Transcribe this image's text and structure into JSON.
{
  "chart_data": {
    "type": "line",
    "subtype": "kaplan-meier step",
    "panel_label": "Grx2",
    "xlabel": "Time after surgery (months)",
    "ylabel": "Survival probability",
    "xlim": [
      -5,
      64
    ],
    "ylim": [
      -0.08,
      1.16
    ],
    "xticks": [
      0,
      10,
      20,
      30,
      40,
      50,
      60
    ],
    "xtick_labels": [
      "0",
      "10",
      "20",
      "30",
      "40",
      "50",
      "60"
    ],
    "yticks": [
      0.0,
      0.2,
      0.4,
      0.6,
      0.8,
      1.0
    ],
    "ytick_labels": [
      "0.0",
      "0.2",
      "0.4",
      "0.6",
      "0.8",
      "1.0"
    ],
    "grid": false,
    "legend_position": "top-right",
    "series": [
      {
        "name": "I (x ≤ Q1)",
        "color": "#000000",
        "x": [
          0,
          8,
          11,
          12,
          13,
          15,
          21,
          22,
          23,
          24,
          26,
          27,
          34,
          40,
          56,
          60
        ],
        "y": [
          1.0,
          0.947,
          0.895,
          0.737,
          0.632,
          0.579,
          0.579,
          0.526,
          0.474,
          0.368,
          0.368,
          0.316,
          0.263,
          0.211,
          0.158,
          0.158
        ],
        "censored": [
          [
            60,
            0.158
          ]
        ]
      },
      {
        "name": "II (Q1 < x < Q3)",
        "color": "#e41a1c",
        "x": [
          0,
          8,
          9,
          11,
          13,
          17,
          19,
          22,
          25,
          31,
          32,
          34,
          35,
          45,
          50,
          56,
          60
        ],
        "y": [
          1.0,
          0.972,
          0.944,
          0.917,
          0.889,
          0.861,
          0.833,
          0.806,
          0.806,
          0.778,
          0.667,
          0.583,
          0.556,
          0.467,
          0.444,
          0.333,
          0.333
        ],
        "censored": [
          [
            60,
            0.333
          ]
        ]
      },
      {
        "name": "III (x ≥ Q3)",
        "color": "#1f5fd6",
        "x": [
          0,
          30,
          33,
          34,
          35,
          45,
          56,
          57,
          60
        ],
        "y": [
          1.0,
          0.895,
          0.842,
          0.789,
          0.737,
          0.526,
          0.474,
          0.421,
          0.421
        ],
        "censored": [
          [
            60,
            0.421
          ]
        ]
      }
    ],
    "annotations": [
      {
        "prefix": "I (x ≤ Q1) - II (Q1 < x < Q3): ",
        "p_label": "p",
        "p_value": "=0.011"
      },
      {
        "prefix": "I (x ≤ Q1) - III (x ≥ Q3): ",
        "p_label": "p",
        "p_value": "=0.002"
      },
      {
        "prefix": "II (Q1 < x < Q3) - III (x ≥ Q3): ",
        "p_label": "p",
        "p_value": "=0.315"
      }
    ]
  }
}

== Problem to solve ==
Give back the whole listing, word for word.

== Task output ==
Transcribe this image's text and structure into JSON.
{
  "chart_data": {
    "type": "line",
    "subtype": "kaplan-meier step",
    "panel_label": "Grx2",
    "xlabel": "Time after surgery (months)",
    "ylabel": "Survival probability",
    "xlim": [
      -5,
      64
    ],
    "ylim": [
      -0.08,
      1.16
    ],
    "xticks": [
      0,
      10,
      20,
      30,
      40,
      50,
      60
    ],
    "xtick_labels": [
      "0",
      "10",
      "20",
      "30",
      "40",
      "50",
      "60"
    ],
    "yticks": [
      0.0,
      0.2,
      0.4,
      0.6,
      0.8,
      1.0
    ],
    "ytick_labels": [
      "0.0",
      "0.2",
      "0.4",
      "0.6",
      "0.8",
      "1.0"
    ],
    "grid": false,
    "legend_position": "top-right",
    "series": [
      {
        "name": "I (x ≤ Q1)",
        "color": "#000000",
        "x": [
          0,
          8,
          11,
          12,
          13,
          15,
          21,
          22,
          23,
          24,
          26,
          27,
          34,
          40,
          56,
          60
        ],
        "y": [
          1.0,
          0.947,
          0.895,
          0.737,
          0.632,
          0.579,
          0.579,
          0.526,
          0.474,
          0.368,
          0.368,
          0.316,
          0.263,
          0.211,
          0.158,
          0.158
        ],
        "censored": [
          [
            60,
            0.158
          ]
        ]
      },
      {
        "name": "II (Q1 < x < Q3)",
        "color": "#e41a1c",
        "x": [
          0,
          8,
          9,
          11,
          13,
          17,
          19,
          22,
          25,
          31,
          32,
          34,
          35,
          45,
          50,
          56,
          60
        ],
        "y": [
          1.0,
          0.972,
          0.944,
          0.917,
          0.889,
          0.861,
          0.833,
          0.806,
          0.806,
          0.778,
          0.667,
          0.583,
          0.556,
          0.467,
          0.444,
          0.333,
          0.333
        ],
        "censored": [
          [
            60,
            0.333
          ]
        ]
      },
      {
        "name": "III (x ≥ Q3)",
        "color": "#1f5fd6",
        "x": [
          0,
          30,
          33,
          34,
          35,
          45,
          56,
          57,
          60
        ],
        "y": [
          1.0,
          0.895,
          0.842,
          0.789,
          0.737,
          0.526,
          0.474,
          0.421,
          0.421
        ],
        "censored": [
          [
            60,
            0.421
          ]
        ]
      }
    ],
    "annotations": [
      {
        "prefix": "I (x ≤ Q1) - II (Q1 < x < Q3): ",
        "p_label": "p",
        "p_value": "=0.011"
      },
      {
        "prefix": "I (x ≤ Q1) - III (x ≥ Q3): ",
        "p_label": "p",
        "p_value": "=0.002"
      },
      {
        "prefix": "II (Q1 < x < Q3) - III (x ≥ Q3): ",
        "p_label": "p",
        "p_value": "=0.315"
      }
    ]
  }
}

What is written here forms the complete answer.